DIRECTIONS FOR THIS TASK.
Pick out the lines in the listing below that contain the word "subtitle" and copy them.
####################
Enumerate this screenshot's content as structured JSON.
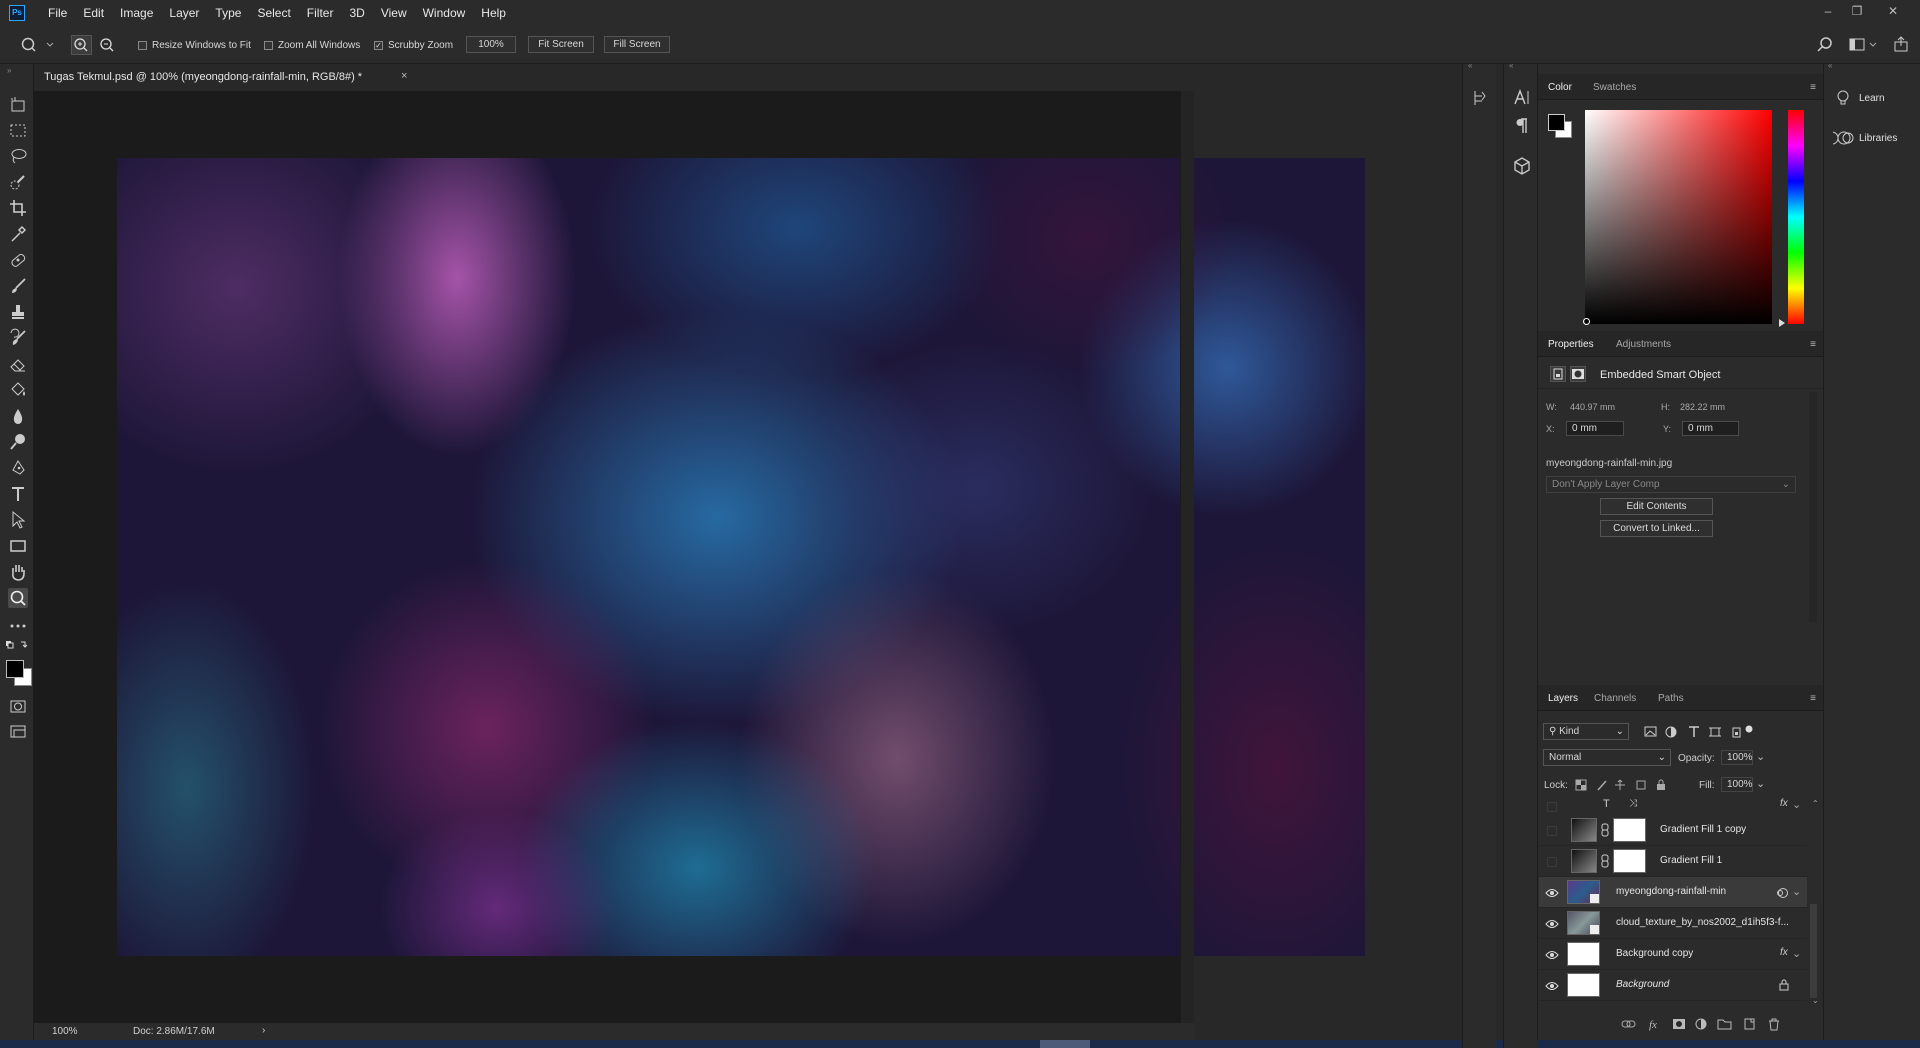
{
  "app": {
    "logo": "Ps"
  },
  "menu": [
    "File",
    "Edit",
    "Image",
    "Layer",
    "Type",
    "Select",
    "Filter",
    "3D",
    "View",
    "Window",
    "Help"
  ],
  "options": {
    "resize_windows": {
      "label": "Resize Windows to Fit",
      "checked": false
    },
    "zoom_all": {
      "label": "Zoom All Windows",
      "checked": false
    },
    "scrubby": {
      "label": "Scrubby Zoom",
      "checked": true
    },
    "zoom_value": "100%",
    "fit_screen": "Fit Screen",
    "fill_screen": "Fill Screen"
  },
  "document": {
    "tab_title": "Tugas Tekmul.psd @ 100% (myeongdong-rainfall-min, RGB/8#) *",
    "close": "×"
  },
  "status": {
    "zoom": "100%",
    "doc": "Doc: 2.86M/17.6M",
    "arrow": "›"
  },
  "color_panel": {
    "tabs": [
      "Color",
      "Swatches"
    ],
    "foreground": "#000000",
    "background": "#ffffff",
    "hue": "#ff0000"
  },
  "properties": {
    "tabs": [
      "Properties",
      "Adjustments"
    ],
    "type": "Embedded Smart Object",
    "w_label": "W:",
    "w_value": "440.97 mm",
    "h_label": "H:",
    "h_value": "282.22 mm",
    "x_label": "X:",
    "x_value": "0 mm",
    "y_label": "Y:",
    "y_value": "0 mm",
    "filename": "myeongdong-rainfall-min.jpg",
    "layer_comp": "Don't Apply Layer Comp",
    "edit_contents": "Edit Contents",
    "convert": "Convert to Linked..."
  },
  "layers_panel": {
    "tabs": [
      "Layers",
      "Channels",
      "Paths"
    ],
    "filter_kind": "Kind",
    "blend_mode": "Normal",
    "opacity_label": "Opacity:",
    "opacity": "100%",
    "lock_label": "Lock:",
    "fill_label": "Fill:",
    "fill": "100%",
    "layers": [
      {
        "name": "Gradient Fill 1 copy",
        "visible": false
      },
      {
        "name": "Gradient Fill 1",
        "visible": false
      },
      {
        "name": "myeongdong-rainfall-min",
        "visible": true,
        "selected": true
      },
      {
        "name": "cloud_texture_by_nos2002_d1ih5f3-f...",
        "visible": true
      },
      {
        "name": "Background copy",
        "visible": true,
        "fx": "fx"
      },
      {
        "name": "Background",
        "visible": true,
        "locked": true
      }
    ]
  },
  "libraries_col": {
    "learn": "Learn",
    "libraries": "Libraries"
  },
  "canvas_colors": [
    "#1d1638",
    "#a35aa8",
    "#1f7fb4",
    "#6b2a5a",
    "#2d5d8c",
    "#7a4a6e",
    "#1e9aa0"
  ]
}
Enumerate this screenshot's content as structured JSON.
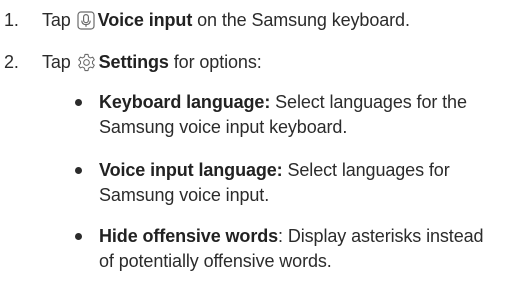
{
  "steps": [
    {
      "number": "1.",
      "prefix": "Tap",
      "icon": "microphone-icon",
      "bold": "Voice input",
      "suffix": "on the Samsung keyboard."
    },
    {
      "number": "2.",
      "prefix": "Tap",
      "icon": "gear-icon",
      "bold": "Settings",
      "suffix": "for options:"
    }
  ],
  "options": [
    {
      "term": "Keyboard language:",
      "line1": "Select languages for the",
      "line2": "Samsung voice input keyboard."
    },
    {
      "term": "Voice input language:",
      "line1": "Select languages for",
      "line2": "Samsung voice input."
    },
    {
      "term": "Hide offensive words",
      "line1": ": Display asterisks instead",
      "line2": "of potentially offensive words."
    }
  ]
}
####################
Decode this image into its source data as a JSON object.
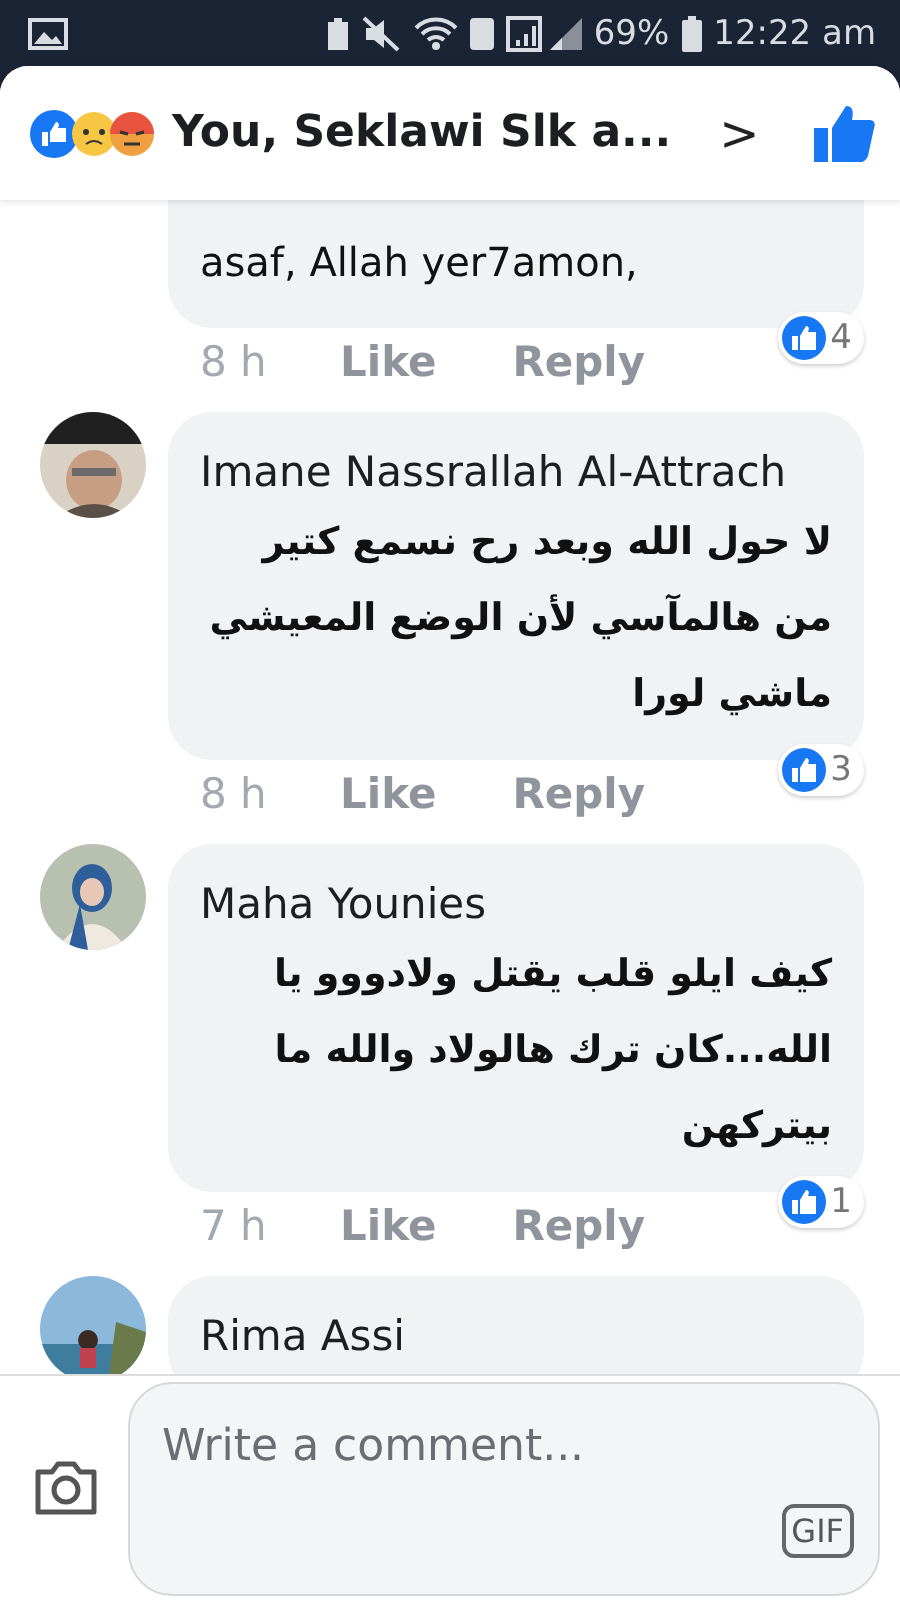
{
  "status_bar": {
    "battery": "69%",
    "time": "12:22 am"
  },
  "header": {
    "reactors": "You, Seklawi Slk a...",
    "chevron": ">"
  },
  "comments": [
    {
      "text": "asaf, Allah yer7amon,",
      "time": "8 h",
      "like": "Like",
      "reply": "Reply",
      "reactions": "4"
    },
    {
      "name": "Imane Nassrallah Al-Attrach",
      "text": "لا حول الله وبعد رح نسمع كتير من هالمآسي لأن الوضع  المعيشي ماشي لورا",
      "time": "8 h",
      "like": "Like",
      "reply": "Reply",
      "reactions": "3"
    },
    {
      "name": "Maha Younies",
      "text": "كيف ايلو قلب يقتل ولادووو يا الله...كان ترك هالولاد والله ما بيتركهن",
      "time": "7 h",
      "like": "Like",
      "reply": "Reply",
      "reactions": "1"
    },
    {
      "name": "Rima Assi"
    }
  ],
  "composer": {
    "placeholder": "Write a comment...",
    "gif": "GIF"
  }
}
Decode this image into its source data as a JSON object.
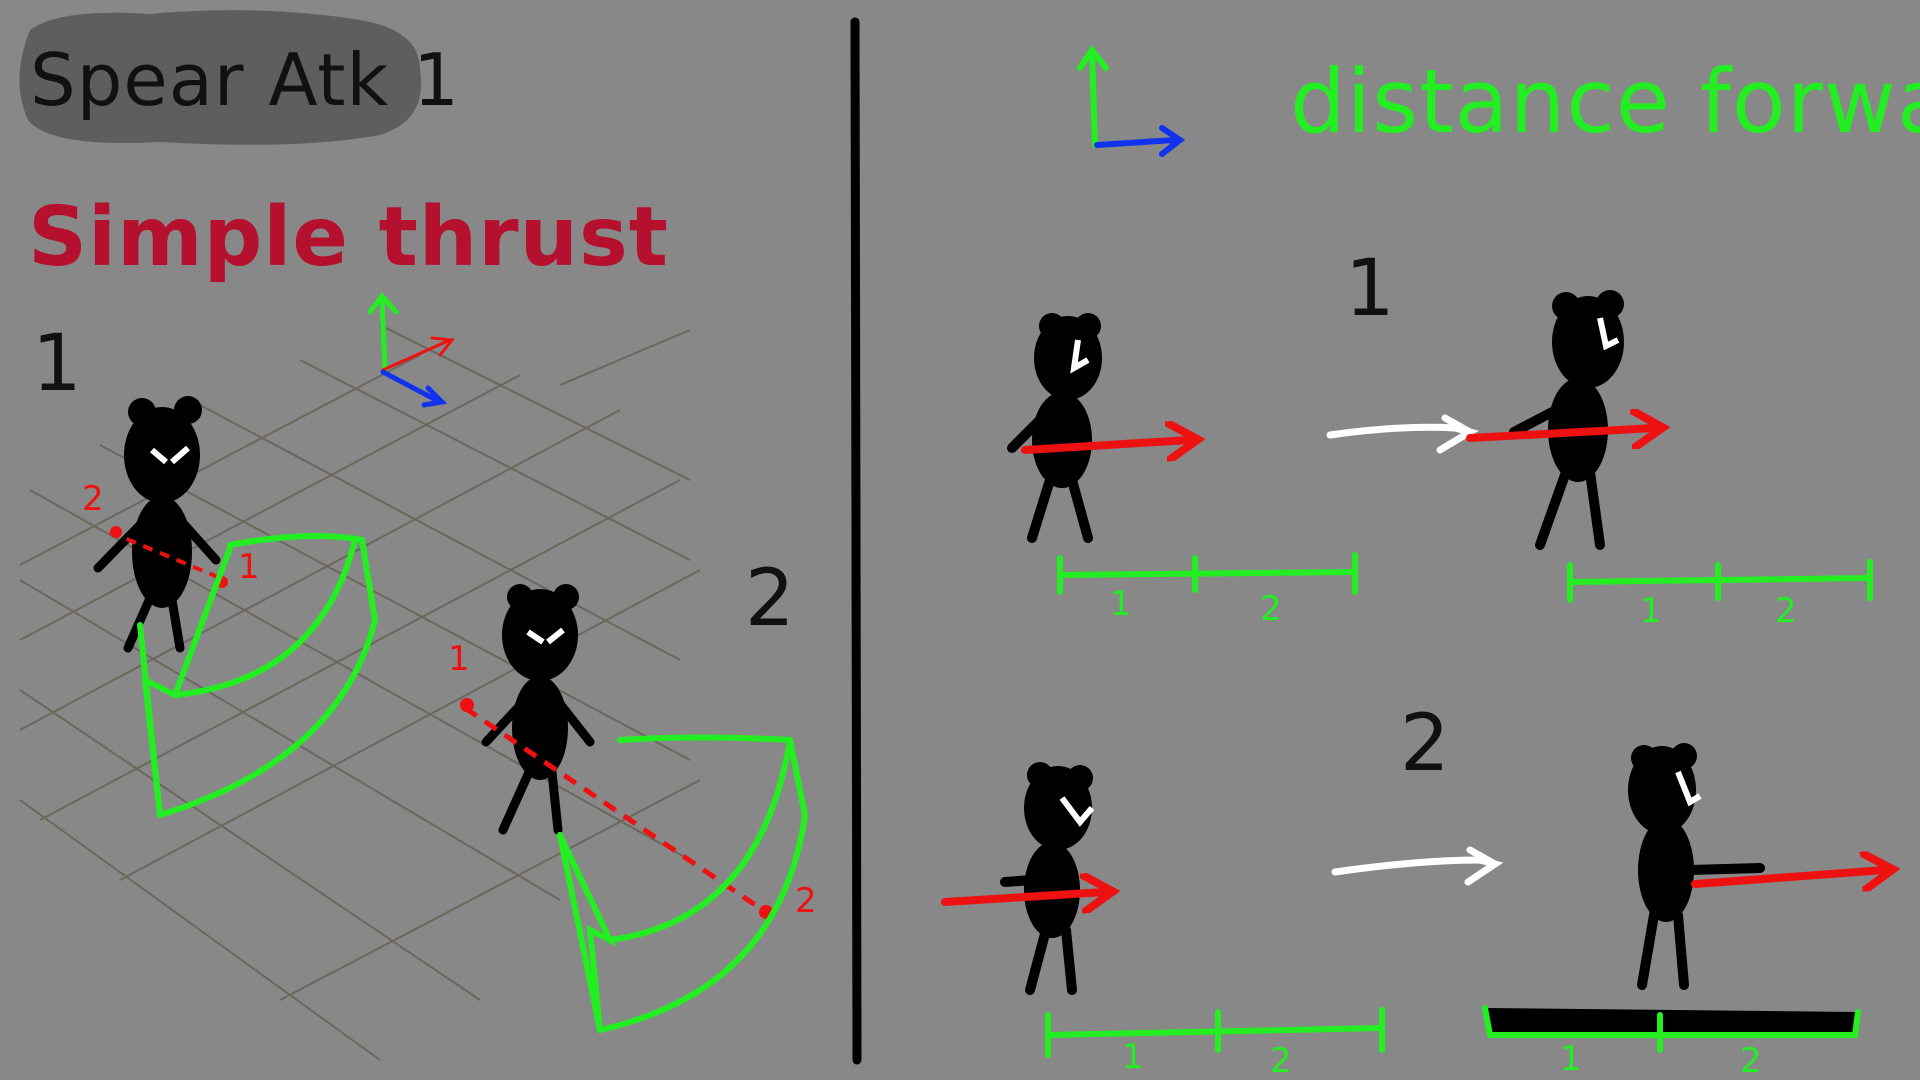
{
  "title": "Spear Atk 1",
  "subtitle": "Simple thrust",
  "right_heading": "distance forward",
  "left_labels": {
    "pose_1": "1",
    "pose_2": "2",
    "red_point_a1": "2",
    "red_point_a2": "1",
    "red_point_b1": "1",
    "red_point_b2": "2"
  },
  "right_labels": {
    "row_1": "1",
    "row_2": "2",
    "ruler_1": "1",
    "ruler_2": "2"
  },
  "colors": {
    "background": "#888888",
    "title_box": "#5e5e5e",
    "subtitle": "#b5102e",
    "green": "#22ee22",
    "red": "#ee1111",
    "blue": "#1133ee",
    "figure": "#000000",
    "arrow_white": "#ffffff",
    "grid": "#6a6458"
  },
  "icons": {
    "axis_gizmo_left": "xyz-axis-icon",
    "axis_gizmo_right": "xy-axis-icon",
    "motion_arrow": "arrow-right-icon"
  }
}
####################
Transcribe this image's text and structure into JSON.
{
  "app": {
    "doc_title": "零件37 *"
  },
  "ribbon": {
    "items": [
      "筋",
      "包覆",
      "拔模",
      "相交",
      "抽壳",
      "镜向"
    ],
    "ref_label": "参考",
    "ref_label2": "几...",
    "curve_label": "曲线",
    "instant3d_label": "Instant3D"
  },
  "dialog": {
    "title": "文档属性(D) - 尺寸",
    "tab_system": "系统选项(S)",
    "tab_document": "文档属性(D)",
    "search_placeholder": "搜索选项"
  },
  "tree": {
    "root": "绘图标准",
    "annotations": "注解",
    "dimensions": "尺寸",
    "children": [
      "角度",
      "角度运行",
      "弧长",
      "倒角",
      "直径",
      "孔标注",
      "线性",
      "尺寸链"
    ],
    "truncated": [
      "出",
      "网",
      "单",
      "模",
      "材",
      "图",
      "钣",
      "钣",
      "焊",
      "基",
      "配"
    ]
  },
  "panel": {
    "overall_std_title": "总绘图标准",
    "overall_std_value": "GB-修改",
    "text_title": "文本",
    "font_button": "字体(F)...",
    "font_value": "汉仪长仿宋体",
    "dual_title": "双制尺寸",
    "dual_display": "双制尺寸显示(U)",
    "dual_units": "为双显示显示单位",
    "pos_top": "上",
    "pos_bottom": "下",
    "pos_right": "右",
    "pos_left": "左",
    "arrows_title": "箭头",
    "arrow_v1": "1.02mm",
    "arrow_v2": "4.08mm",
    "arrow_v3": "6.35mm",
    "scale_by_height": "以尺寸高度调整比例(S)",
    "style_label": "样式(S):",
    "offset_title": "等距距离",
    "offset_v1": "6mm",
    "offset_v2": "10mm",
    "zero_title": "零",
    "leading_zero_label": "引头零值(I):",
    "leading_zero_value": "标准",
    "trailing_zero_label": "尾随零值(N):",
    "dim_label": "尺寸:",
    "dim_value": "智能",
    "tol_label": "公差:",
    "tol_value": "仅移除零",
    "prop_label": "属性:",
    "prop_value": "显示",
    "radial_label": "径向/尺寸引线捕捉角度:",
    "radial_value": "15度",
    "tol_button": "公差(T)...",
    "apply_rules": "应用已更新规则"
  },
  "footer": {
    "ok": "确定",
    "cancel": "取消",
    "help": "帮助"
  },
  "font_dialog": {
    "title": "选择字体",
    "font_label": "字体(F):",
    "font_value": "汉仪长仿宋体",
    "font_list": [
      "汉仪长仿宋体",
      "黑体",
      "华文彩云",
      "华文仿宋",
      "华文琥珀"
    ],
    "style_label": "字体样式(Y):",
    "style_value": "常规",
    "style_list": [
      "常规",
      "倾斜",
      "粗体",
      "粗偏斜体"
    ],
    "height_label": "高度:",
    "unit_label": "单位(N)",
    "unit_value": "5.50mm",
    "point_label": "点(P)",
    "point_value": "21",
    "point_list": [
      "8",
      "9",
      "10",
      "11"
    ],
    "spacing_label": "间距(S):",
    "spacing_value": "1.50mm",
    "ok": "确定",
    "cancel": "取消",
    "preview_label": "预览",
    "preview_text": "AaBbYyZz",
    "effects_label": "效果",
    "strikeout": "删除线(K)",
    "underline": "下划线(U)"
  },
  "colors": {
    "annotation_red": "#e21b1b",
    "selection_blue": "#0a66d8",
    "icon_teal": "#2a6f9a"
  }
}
####################
TASK RESPONSE.
  "subtitle": "Simple thrust",
    "subtitle": "#b5102e",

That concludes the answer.